Direction. How many of the lines below contain "data"? Answer with that number alone.

______

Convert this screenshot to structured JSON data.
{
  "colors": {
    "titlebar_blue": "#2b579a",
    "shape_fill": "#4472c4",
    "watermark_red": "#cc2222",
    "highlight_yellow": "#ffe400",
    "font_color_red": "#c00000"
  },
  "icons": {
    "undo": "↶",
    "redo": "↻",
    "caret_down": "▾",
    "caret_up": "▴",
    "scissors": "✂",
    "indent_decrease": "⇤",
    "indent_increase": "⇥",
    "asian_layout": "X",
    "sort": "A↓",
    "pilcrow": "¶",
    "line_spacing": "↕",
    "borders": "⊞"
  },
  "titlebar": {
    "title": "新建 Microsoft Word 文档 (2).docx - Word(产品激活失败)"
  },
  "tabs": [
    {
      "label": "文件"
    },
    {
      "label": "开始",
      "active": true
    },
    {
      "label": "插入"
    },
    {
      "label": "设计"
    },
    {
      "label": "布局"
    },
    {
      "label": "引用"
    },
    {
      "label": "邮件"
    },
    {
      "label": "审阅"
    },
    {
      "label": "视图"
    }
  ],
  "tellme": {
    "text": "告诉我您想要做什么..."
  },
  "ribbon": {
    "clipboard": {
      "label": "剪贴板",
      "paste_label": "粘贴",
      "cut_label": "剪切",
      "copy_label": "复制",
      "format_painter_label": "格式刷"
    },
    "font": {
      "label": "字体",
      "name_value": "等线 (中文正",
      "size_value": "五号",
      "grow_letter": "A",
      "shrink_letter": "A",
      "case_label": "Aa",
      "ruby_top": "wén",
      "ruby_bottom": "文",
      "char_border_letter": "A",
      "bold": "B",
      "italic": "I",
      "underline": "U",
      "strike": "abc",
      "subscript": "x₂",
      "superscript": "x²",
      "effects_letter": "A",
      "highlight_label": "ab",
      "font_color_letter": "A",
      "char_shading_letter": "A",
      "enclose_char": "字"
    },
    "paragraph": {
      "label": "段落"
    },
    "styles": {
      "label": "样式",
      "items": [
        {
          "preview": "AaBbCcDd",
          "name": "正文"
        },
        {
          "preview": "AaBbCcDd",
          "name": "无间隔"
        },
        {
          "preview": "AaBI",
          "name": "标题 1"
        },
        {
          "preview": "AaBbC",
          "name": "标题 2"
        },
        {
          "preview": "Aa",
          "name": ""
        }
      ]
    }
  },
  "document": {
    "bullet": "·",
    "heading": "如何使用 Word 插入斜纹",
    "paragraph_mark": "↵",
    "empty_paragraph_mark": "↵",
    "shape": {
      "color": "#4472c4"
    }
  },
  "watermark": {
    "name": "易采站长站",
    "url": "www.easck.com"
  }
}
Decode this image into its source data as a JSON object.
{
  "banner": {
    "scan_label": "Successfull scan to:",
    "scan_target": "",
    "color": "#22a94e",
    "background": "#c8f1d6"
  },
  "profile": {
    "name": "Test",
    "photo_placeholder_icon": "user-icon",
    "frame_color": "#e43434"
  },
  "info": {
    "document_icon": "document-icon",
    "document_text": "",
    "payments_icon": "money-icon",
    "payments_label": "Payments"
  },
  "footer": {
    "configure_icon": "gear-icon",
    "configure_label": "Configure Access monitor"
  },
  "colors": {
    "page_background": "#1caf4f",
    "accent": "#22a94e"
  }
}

______

Response. 2